Start of Material for this task
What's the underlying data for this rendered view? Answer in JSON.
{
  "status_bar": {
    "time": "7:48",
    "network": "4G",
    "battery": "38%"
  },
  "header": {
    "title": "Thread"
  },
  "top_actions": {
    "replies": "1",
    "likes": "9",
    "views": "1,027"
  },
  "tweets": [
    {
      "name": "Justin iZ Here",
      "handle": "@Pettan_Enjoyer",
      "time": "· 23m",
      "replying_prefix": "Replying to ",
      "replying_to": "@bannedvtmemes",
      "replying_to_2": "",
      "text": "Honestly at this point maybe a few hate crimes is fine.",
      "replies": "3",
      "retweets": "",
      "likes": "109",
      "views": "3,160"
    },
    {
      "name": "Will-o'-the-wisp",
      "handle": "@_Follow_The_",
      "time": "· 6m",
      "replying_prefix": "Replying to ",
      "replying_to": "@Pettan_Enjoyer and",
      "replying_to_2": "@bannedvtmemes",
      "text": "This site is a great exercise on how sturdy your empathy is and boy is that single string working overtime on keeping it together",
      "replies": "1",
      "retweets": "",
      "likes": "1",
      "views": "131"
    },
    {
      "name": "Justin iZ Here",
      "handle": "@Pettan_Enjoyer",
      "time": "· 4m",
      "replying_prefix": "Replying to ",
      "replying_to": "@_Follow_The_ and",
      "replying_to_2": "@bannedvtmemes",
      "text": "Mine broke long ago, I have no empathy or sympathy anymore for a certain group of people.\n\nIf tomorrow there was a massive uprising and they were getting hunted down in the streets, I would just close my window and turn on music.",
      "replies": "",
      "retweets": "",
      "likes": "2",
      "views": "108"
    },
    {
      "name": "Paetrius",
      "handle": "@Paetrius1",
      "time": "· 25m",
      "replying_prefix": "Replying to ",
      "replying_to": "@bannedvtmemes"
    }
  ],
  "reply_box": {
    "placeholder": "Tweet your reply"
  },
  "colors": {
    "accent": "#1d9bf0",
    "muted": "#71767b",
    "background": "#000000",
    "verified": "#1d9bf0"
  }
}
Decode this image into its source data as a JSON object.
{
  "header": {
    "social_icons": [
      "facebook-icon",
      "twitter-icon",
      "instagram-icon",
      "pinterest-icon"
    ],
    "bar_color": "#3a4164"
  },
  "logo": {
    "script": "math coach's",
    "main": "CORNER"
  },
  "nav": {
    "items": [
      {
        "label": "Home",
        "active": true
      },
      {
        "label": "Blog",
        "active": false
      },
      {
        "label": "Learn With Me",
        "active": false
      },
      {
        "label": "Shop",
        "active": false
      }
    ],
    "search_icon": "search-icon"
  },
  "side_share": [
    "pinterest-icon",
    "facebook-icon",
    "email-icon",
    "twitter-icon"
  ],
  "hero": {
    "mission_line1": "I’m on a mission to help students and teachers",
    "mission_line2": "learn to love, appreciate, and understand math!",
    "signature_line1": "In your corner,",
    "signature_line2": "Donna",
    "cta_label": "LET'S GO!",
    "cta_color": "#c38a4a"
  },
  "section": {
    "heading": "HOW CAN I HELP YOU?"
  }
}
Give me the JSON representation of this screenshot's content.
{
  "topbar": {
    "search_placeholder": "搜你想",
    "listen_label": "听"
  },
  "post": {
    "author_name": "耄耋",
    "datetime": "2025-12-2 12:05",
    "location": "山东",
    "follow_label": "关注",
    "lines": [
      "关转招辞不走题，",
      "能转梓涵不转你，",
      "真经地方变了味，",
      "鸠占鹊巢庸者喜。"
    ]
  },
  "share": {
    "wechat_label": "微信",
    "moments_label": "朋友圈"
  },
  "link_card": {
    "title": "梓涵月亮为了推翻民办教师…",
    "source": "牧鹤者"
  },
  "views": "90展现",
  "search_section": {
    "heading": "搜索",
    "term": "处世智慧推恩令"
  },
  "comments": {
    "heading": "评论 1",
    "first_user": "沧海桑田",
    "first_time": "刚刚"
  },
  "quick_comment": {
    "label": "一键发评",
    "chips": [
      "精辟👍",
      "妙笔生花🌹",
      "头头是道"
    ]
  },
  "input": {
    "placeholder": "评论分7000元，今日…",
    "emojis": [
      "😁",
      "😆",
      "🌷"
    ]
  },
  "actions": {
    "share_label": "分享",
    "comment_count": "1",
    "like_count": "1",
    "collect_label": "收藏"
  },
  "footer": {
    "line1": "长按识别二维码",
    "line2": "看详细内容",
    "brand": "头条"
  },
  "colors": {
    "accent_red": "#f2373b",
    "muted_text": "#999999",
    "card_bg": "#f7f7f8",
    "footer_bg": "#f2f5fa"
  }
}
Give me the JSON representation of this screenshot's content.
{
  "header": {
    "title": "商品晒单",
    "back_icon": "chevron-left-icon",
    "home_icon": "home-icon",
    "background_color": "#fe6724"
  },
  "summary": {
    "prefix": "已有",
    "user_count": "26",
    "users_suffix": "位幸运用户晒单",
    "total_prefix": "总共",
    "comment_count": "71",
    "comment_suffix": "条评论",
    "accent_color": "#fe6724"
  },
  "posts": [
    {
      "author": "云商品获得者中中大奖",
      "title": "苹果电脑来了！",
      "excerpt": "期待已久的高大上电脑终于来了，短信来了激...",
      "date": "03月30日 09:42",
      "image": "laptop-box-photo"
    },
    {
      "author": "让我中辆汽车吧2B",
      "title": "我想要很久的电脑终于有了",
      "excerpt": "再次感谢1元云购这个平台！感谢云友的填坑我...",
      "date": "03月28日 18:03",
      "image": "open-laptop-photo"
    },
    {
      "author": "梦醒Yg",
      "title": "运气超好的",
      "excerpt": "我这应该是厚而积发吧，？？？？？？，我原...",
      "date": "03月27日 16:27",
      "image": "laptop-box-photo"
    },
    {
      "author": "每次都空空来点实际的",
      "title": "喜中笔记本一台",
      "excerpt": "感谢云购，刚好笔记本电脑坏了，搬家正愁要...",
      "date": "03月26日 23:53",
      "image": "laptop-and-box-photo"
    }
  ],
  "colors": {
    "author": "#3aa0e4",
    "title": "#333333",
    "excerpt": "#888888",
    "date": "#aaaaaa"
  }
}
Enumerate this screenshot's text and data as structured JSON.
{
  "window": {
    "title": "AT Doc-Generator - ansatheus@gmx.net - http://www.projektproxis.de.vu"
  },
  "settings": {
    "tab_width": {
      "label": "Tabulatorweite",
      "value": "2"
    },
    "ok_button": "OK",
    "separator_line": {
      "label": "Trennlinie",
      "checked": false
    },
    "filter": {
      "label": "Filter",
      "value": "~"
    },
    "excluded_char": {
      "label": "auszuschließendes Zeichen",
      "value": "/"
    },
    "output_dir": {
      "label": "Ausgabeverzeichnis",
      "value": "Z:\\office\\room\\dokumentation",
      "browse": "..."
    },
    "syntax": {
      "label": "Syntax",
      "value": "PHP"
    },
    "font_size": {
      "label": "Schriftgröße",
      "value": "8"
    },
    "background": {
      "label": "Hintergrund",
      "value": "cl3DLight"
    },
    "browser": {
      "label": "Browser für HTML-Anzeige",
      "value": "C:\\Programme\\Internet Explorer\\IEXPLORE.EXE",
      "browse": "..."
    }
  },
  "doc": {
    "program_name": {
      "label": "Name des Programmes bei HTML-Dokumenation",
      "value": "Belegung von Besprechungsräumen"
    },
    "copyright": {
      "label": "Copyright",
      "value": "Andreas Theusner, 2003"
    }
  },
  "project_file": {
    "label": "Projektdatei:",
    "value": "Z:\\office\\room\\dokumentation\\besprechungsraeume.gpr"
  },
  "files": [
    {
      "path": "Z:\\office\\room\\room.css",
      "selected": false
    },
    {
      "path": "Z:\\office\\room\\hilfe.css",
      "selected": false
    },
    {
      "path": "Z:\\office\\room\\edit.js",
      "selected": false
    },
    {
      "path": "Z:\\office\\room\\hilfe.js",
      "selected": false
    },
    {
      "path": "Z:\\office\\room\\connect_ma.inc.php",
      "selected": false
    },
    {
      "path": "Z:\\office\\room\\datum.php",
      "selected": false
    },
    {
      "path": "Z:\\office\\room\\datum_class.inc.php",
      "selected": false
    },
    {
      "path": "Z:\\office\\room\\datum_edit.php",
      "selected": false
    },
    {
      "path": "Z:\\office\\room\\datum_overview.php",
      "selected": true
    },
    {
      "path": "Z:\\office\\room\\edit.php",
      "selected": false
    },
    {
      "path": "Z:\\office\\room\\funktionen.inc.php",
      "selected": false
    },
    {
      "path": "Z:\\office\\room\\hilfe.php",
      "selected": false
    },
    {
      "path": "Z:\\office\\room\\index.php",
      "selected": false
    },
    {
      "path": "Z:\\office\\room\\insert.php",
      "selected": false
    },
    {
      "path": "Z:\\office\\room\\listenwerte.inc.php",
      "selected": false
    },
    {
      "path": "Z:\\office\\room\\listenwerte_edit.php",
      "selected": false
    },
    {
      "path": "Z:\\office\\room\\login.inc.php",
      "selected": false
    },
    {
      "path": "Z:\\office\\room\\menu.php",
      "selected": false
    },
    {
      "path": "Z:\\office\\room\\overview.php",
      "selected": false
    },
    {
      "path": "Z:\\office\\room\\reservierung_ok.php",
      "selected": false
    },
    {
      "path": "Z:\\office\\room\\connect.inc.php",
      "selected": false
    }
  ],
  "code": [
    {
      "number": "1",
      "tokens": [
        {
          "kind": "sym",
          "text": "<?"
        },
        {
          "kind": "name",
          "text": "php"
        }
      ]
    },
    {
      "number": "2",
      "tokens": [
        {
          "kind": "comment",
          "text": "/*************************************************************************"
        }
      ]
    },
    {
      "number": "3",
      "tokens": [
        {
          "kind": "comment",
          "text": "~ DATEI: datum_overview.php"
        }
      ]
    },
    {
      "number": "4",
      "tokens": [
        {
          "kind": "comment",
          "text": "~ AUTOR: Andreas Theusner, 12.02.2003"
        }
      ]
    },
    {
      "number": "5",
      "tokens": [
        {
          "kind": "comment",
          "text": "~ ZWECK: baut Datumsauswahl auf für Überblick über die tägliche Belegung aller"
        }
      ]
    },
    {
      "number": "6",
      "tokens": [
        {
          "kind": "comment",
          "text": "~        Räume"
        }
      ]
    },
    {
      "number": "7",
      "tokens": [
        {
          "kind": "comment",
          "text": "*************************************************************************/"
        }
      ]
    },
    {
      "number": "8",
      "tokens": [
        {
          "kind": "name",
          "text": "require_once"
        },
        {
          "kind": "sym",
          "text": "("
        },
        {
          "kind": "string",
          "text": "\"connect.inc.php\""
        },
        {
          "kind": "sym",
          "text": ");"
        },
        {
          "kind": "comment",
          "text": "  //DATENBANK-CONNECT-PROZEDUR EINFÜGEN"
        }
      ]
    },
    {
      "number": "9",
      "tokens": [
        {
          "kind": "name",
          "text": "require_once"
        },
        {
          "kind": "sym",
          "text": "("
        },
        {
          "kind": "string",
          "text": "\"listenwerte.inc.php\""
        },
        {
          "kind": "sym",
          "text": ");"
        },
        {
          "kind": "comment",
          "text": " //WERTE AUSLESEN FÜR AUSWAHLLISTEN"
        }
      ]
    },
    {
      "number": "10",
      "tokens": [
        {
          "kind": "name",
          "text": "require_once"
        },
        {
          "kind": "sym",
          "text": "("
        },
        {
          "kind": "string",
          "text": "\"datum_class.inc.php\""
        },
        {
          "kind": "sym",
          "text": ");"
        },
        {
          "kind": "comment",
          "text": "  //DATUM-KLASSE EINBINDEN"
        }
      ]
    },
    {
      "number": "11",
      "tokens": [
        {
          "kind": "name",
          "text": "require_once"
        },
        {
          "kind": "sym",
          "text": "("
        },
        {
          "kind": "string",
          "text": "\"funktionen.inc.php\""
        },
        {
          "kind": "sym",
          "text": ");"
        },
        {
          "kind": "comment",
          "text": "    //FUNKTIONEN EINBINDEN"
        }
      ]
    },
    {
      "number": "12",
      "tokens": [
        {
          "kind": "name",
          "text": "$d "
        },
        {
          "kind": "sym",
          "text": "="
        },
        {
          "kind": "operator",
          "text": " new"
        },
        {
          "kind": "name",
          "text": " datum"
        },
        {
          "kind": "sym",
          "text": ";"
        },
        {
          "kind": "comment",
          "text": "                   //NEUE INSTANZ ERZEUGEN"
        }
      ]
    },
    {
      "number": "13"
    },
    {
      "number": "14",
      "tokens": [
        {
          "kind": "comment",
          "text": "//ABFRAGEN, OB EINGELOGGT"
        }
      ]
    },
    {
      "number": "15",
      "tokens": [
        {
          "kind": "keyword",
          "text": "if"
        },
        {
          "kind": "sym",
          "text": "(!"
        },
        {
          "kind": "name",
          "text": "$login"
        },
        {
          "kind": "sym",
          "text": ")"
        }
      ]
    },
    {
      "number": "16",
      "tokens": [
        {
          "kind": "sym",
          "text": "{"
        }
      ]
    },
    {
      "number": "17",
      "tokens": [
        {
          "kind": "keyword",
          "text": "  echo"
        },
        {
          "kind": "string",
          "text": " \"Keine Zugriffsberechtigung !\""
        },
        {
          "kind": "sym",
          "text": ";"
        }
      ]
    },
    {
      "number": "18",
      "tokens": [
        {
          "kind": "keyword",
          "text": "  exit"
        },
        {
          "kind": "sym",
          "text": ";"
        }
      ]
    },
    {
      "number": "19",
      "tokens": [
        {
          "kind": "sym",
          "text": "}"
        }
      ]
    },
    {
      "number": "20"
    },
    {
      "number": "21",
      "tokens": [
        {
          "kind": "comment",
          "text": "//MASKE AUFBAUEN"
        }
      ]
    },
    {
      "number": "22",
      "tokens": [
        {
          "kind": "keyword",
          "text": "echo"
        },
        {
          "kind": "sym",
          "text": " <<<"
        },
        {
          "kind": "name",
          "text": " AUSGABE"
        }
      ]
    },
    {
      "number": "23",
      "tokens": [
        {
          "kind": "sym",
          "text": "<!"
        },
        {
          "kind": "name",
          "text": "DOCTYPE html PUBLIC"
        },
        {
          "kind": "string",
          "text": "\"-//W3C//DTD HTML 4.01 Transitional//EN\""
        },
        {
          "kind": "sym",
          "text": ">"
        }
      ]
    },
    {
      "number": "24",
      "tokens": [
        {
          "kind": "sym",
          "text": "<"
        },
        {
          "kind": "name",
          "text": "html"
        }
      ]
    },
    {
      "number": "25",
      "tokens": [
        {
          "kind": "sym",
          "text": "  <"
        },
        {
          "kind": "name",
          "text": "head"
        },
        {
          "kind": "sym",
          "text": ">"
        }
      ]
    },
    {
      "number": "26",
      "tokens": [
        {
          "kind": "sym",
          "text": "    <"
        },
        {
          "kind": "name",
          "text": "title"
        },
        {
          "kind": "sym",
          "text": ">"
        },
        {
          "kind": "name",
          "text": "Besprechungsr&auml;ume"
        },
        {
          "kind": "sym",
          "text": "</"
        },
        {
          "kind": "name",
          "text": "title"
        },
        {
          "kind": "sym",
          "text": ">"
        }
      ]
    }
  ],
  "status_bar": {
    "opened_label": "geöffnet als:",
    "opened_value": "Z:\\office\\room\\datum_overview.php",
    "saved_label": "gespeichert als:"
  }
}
End of Material for this task
Go over the data above and copy every line that has the word "laptop" in it.

Solution for this task —
      "image": "laptop-box-photo"
      "image": "open-laptop-photo"
      "image": "laptop-box-photo"
      "image": "laptop-and-box-photo"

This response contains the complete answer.